=== Exercise description ===
Copy exactly, and only, the lines from the line containing "Give me a plain-text" through the last line of the records below, both included.

* begin Input rows *

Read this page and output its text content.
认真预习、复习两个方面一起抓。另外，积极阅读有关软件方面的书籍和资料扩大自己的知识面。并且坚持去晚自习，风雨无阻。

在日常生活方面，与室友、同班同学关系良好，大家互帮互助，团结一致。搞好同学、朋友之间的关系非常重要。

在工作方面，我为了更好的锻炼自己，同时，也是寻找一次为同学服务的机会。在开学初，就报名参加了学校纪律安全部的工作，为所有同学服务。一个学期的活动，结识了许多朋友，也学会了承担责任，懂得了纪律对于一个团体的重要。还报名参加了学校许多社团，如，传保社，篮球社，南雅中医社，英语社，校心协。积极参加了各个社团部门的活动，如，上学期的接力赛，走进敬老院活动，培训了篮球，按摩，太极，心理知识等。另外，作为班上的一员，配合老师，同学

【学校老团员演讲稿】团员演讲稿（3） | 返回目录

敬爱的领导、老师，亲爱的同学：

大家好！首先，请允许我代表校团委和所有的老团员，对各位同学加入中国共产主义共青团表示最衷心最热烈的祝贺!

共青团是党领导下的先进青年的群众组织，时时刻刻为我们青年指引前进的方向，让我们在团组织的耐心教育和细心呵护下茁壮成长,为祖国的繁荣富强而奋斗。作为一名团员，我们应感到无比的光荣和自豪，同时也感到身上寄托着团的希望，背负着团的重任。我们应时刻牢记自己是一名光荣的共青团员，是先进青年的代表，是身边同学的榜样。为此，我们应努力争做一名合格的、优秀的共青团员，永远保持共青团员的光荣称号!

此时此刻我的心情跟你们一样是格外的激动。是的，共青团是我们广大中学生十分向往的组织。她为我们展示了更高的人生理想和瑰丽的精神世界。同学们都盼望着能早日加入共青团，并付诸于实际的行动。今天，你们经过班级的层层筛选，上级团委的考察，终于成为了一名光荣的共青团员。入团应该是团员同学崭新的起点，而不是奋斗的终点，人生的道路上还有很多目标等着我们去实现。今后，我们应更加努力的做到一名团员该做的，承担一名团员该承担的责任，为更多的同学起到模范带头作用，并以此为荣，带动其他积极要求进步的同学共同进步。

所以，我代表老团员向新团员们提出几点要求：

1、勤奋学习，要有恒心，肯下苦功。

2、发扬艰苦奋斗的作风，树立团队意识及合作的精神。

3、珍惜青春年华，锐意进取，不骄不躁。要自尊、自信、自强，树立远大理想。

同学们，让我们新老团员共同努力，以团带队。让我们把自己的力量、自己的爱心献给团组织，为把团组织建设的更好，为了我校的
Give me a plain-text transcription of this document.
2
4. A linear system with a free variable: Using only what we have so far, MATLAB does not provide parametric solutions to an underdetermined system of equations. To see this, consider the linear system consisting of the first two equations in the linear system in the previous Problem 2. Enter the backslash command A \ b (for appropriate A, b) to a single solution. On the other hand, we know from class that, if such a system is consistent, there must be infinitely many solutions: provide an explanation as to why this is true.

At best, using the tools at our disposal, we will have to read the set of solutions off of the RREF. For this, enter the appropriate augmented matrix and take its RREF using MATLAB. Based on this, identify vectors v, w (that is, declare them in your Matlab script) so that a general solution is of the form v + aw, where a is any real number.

* end Input rows *

=== Finished answer ===
Give me a plain-text transcription of this document.
2
4. A linear system with a free variable: Using only what we have so far, MATLAB does not provide parametric solutions to an underdetermined system of equations. To see this, consider the linear system consisting of the first two equations in the linear system in the previous Problem 2. Enter the backslash command A \ b (for appropriate A, b) to a single solution. On the other hand, we know from class that, if such a system is consistent, there must be infinitely many solutions: provide an explanation as to why this is true.

At best, using the tools at our disposal, we will have to read the set of solutions off of the RREF. For this, enter the appropriate augmented matrix and take its RREF using MATLAB. Based on this, identify vectors v, w (that is, declare them in your Matlab script) so that a general solution is of the form v + aw, where a is any real number.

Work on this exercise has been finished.